**Exercise goal**
The records below must be copied in full; omit the images.

**Items listed in a dataset**
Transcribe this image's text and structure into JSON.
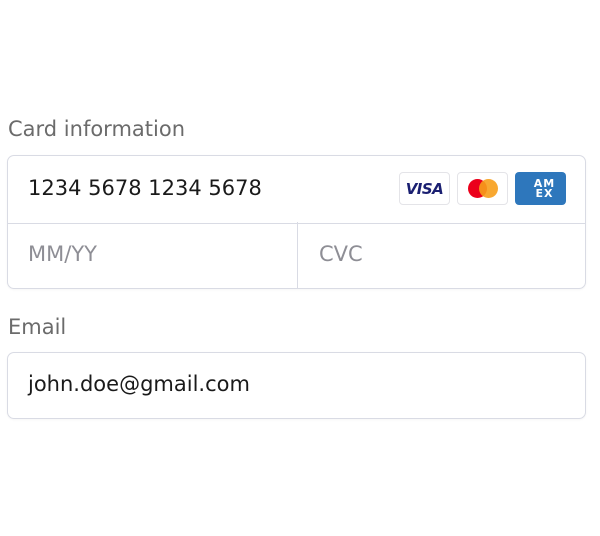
{
  "card": {
    "label": "Card information",
    "number_value": "1234 5678 1234 5678",
    "expiry_placeholder": "MM/YY",
    "cvc_placeholder": "CVC",
    "brands": [
      {
        "name": "visa",
        "text": "VISA",
        "color": "#1a1f71"
      },
      {
        "name": "mastercard",
        "colors": [
          "#eb001b",
          "#f79e1b"
        ]
      },
      {
        "name": "amex",
        "text": "AM EX",
        "color": "#2e77bc"
      }
    ]
  },
  "email": {
    "label": "Email",
    "value": "john.doe@gmail.com"
  }
}
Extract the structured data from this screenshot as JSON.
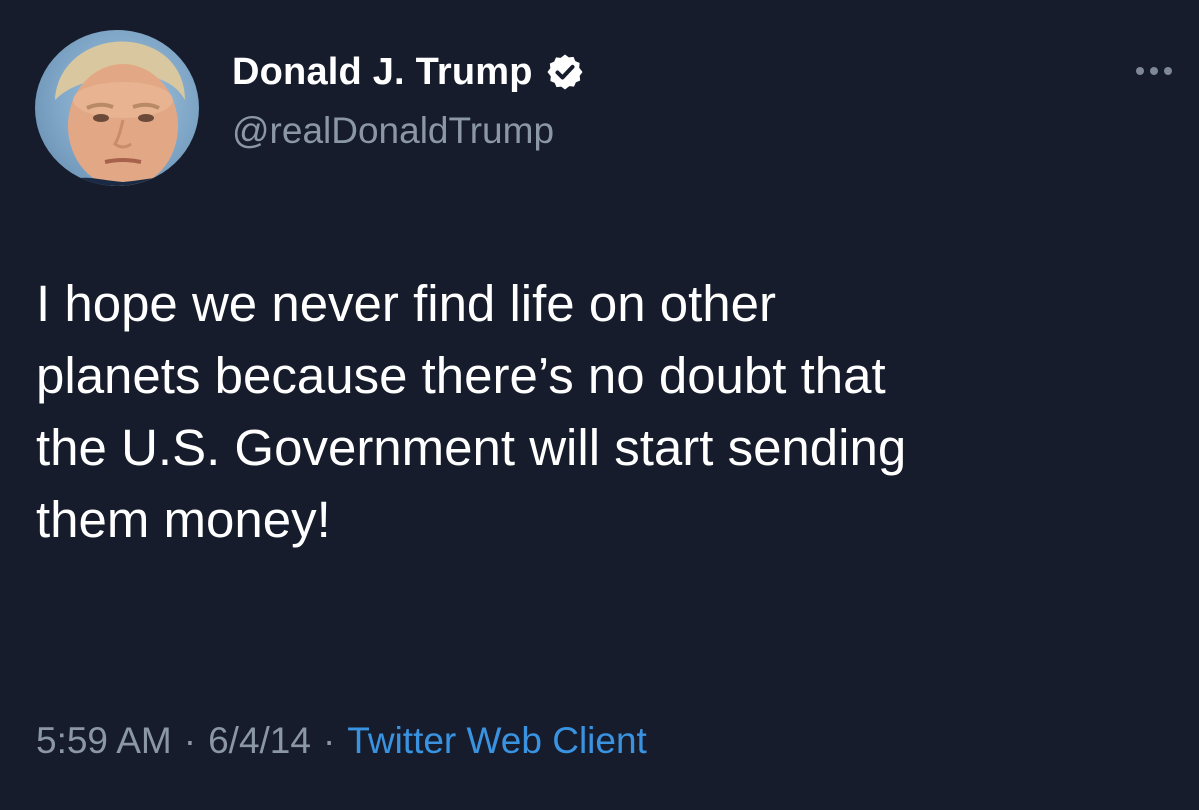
{
  "tweet": {
    "author": {
      "display_name": "Donald J. Trump",
      "handle": "@realDonaldTrump",
      "verified": true,
      "avatar_icon": "profile-photo"
    },
    "more_icon": "ellipsis-icon",
    "text_lines": [
      "I hope we never find life on other",
      "planets because there’s no doubt that",
      "the U.S. Government will start sending",
      "them money!"
    ],
    "time": "5:59 AM",
    "date": "6/4/14",
    "separator": "·",
    "source": "Twitter Web Client"
  },
  "colors": {
    "background": "#161c2b",
    "text": "#ffffff",
    "muted": "#8b97a5",
    "link": "#3a93e0"
  }
}
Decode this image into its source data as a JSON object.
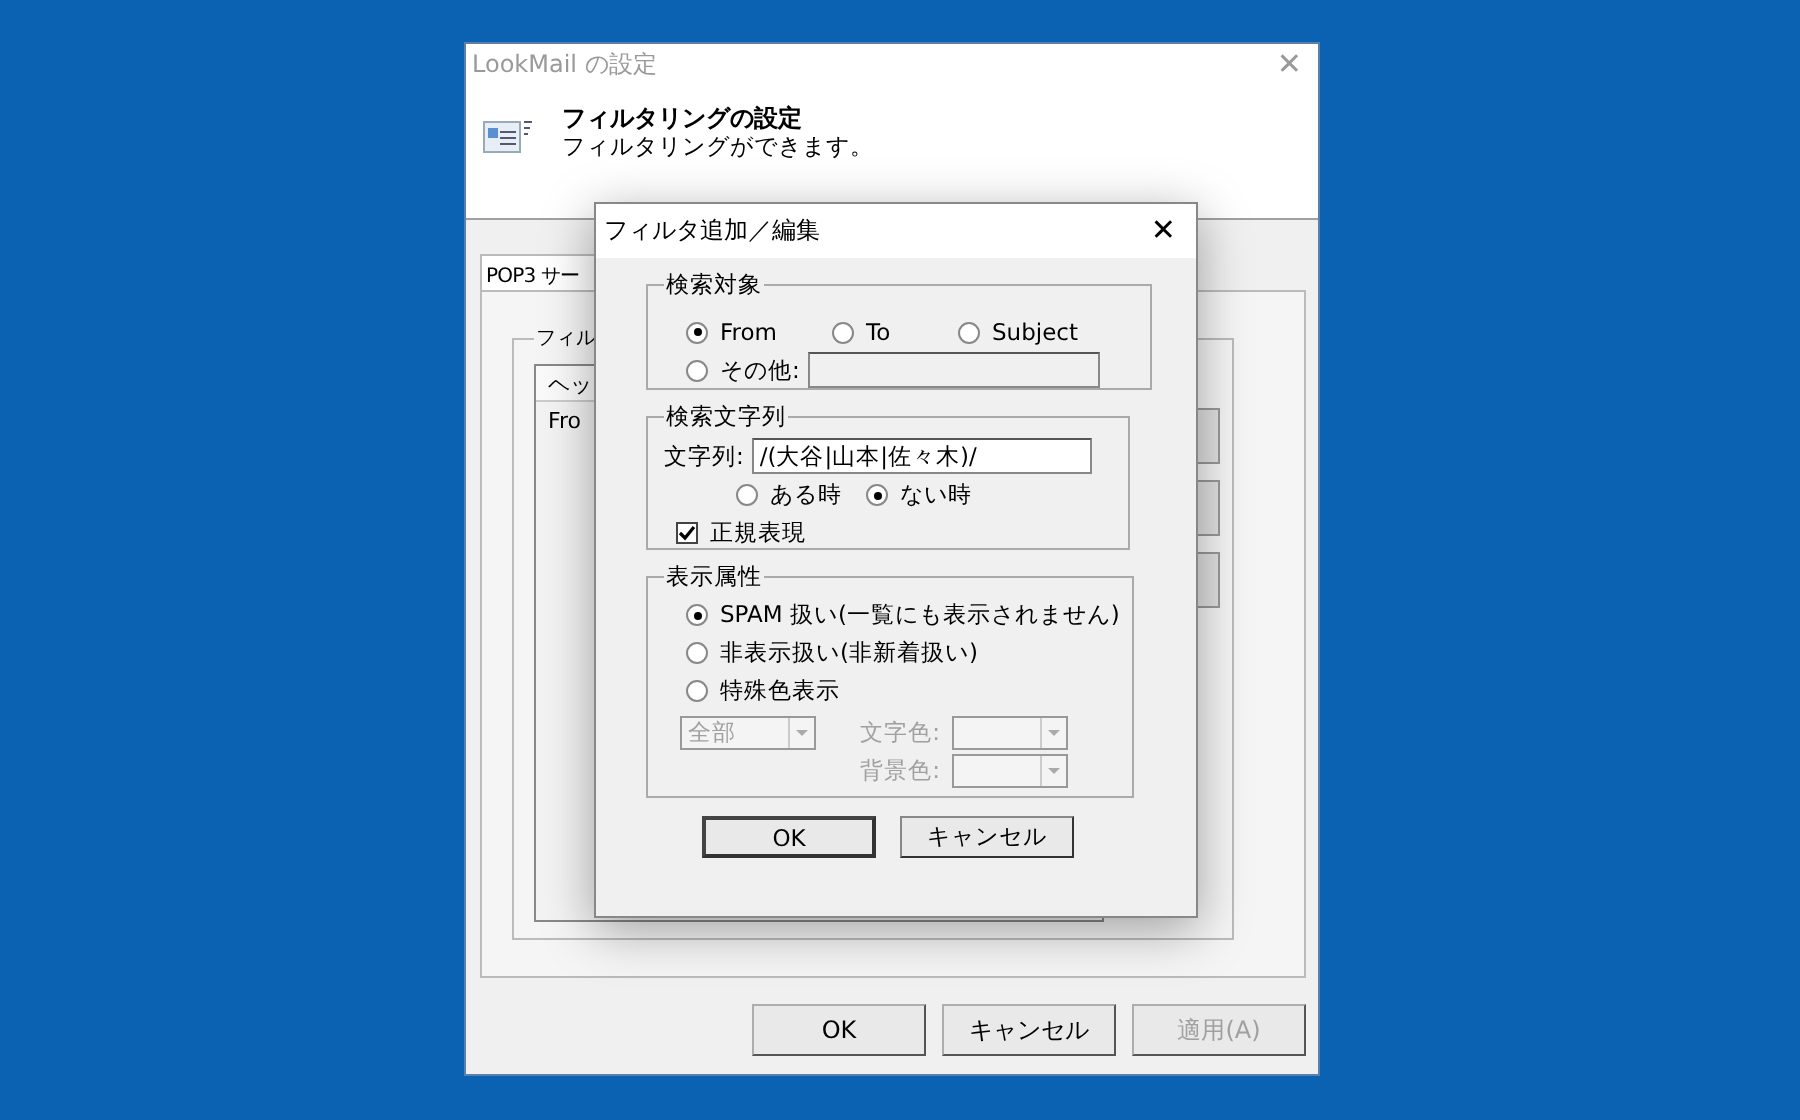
{
  "window": {
    "title": "LookMail の設定",
    "close": "✕"
  },
  "header": {
    "title": "フィルタリングの設定",
    "subtitle": "フィルタリングができます。"
  },
  "tab": {
    "label": "POP3 サー",
    "selected": true
  },
  "filter_group": {
    "label": "フィル",
    "list": {
      "column": "ヘッ",
      "rows": [
        "Fro"
      ]
    }
  },
  "buttons": [
    {
      "label": "OK",
      "disabled": false
    },
    {
      "label": "キャンセル",
      "disabled": false
    },
    {
      "label": "適用(A)",
      "disabled": true
    }
  ],
  "dialog": {
    "title": "フィルタ追加／編集",
    "close": "✕",
    "target": {
      "label": "検索対象",
      "options": [
        {
          "label": "From",
          "selected": true
        },
        {
          "label": "To",
          "selected": false
        },
        {
          "label": "Subject",
          "selected": false
        }
      ],
      "other": {
        "label": "その他:",
        "selected": false
      }
    },
    "search": {
      "label": "検索文字列",
      "field_label": "文字列:",
      "value": "/(大谷|山本|佐々木)/",
      "match": [
        {
          "label": "ある時",
          "selected": false
        },
        {
          "label": "ない時",
          "selected": true
        }
      ],
      "regex": {
        "label": "正規表現",
        "checked": true
      }
    },
    "display": {
      "label": "表示属性",
      "options": [
        {
          "label": "SPAM 扱い(一覧にも表示されません)",
          "selected": true
        },
        {
          "label": "非表示扱い(非新着扱い)",
          "selected": false
        },
        {
          "label": "特殊色表示",
          "selected": false
        }
      ],
      "scope": {
        "value": "全部",
        "disabled": true
      },
      "text_color": {
        "label": "文字色:",
        "disabled": true
      },
      "bg_color": {
        "label": "背景色:",
        "disabled": true
      }
    },
    "buttons": [
      {
        "label": "OK",
        "default": true
      },
      {
        "label": "キャンセル",
        "default": false
      }
    ]
  }
}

**Reply to the task**
Transcribe this image's text and structure into JSON.
{
  "card": {
    "label": "Card information",
    "number_value": "1234 5678 1234 5678",
    "expiry_placeholder": "MM/YY",
    "cvc_placeholder": "CVC",
    "brands": [
      {
        "name": "visa",
        "text": "VISA",
        "color": "#1a1f71"
      },
      {
        "name": "mastercard",
        "colors": [
          "#eb001b",
          "#f79e1b"
        ]
      },
      {
        "name": "amex",
        "text": "AM EX",
        "color": "#2e77bc"
      }
    ]
  },
  "email": {
    "label": "Email",
    "value": "john.doe@gmail.com"
  }
}
Extract the structured data from this screenshot as JSON.
{
  "tweet": {
    "author": {
      "display_name": "Donald J. Trump",
      "handle": "@realDonaldTrump",
      "verified": true,
      "avatar_icon": "profile-photo"
    },
    "more_icon": "ellipsis-icon",
    "text_lines": [
      "I hope we never find life on other",
      "planets because there’s no doubt that",
      "the U.S. Government will start sending",
      "them money!"
    ],
    "time": "5:59 AM",
    "date": "6/4/14",
    "separator": "·",
    "source": "Twitter Web Client"
  },
  "colors": {
    "background": "#161c2b",
    "text": "#ffffff",
    "muted": "#8b97a5",
    "link": "#3a93e0"
  }
}
Decode this image into its source data as a JSON object.
{
  "window": {
    "title": "LookMail の設定",
    "close": "✕"
  },
  "header": {
    "title": "フィルタリングの設定",
    "subtitle": "フィルタリングができます。"
  },
  "tab": {
    "label": "POP3 サー",
    "selected": true
  },
  "filter_group": {
    "label": "フィル",
    "list": {
      "column": "ヘッ",
      "rows": [
        "Fro"
      ]
    }
  },
  "buttons": [
    {
      "label": "OK",
      "disabled": false
    },
    {
      "label": "キャンセル",
      "disabled": false
    },
    {
      "label": "適用(A)",
      "disabled": true
    }
  ],
  "dialog": {
    "title": "フィルタ追加／編集",
    "close": "✕",
    "target": {
      "label": "検索対象",
      "options": [
        {
          "label": "From",
          "selected": true
        },
        {
          "label": "To",
          "selected": false
        },
        {
          "label": "Subject",
          "selected": false
        }
      ],
      "other": {
        "label": "その他:",
        "selected": false
      }
    },
    "search": {
      "label": "検索文字列",
      "field_label": "文字列:",
      "value": "/(大谷|山本|佐々木)/",
      "match": [
        {
          "label": "ある時",
          "selected": false
        },
        {
          "label": "ない時",
          "selected": true
        }
      ],
      "regex": {
        "label": "正規表現",
        "checked": true
      }
    },
    "display": {
      "label": "表示属性",
      "options": [
        {
          "label": "SPAM 扱い(一覧にも表示されません)",
          "selected": true
        },
        {
          "label": "非表示扱い(非新着扱い)",
          "selected": false
        },
        {
          "label": "特殊色表示",
          "selected": false
        }
      ],
      "scope": {
        "value": "全部",
        "disabled": true
      },
      "text_color": {
        "label": "文字色:",
        "disabled": true
      },
      "bg_color": {
        "label": "背景色:",
        "disabled": true
      }
    },
    "buttons": [
      {
        "label": "OK",
        "default": true
      },
      {
        "label": "キャンセル",
        "default": false
      }
    ]
  }
}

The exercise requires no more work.